• **Raw records**
···
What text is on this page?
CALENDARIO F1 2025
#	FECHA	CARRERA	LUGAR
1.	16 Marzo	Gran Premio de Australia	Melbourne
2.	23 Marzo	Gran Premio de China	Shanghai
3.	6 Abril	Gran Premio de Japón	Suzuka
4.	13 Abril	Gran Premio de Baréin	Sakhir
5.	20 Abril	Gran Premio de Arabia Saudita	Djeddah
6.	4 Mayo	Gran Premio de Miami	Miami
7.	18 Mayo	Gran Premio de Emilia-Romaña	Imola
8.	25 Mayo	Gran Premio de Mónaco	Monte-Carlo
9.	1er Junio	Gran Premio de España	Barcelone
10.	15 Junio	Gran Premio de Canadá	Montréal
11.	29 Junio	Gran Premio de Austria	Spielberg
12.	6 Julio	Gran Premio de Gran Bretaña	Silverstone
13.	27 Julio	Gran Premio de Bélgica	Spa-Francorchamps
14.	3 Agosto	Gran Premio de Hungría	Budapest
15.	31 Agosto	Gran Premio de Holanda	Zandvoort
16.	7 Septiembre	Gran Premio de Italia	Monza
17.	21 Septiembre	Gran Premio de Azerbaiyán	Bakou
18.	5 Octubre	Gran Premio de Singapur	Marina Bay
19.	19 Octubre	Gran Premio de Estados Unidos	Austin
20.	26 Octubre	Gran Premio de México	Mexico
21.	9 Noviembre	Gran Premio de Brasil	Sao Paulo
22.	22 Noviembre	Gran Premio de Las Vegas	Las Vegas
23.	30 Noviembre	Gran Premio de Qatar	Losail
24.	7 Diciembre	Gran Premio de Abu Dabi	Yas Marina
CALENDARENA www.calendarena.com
···
• **Task to complete**
Copy out the full material exactly as it appears.

• **Result of the task**
What text is on this page?
CALENDARIO F1 2025
#	FECHA	CARRERA	LUGAR
1.	16 Marzo	Gran Premio de Australia	Melbourne
2.	23 Marzo	Gran Premio de China	Shanghai
3.	6 Abril	Gran Premio de Japón	Suzuka
4.	13 Abril	Gran Premio de Baréin	Sakhir
5.	20 Abril	Gran Premio de Arabia Saudita	Djeddah
6.	4 Mayo	Gran Premio de Miami	Miami
7.	18 Mayo	Gran Premio de Emilia-Romaña	Imola
8.	25 Mayo	Gran Premio de Mónaco	Monte-Carlo
9.	1er Junio	Gran Premio de España	Barcelone
10.	15 Junio	Gran Premio de Canadá	Montréal
11.	29 Junio	Gran Premio de Austria	Spielberg
12.	6 Julio	Gran Premio de Gran Bretaña	Silverstone
13.	27 Julio	Gran Premio de Bélgica	Spa-Francorchamps
14.	3 Agosto	Gran Premio de Hungría	Budapest
15.	31 Agosto	Gran Premio de Holanda	Zandvoort
16.	7 Septiembre	Gran Premio de Italia	Monza
17.	21 Septiembre	Gran Premio de Azerbaiyán	Bakou
18.	5 Octubre	Gran Premio de Singapur	Marina Bay
19.	19 Octubre	Gran Premio de Estados Unidos	Austin
20.	26 Octubre	Gran Premio de México	Mexico
21.	9 Noviembre	Gran Premio de Brasil	Sao Paulo
22.	22 Noviembre	Gran Premio de Las Vegas	Las Vegas
23.	30 Noviembre	Gran Premio de Qatar	Losail
24.	7 Diciembre	Gran Premio de Abu Dabi	Yas Marina
CALENDARENA www.calendarena.com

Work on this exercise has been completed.